- _TASK DESCRIPTION_: Search the data for the string "this" and extract every line where it appears.

- _INPUT MATERIAL_:
____

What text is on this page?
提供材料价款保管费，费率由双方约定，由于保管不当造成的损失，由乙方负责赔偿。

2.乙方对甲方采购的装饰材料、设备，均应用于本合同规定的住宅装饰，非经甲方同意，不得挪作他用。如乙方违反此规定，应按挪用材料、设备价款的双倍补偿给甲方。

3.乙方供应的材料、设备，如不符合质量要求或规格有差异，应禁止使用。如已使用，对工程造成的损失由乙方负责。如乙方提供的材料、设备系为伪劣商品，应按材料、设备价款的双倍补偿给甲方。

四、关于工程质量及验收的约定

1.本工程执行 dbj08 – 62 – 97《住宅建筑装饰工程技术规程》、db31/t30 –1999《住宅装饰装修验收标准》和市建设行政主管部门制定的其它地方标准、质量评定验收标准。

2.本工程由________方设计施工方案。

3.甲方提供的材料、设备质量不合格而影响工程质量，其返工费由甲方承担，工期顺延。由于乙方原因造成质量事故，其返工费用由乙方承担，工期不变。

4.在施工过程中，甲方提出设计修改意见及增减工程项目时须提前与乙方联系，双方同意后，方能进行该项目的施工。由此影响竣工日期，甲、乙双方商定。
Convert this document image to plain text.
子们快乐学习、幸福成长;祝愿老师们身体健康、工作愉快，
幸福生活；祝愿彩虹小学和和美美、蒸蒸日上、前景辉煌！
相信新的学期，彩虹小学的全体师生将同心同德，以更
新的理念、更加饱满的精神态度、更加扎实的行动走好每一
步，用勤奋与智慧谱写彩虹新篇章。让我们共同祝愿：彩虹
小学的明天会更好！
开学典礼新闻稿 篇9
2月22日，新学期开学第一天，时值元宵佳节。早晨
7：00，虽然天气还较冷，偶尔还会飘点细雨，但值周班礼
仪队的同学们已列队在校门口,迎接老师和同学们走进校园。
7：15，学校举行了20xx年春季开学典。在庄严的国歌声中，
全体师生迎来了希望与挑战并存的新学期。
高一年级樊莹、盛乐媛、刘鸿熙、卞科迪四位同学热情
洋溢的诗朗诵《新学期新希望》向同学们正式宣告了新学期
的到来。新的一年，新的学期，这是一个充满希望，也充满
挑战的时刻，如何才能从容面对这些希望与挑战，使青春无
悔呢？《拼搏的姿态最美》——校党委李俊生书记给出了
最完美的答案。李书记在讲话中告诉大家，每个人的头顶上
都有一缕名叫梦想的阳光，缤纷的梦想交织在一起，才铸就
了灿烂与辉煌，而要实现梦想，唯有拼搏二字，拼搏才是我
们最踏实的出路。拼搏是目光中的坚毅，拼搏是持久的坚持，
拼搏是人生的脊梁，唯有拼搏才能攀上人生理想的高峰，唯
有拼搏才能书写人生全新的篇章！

____

- _FULL SOLUTION_:
What text is on this page?
Convert this document image to plain text.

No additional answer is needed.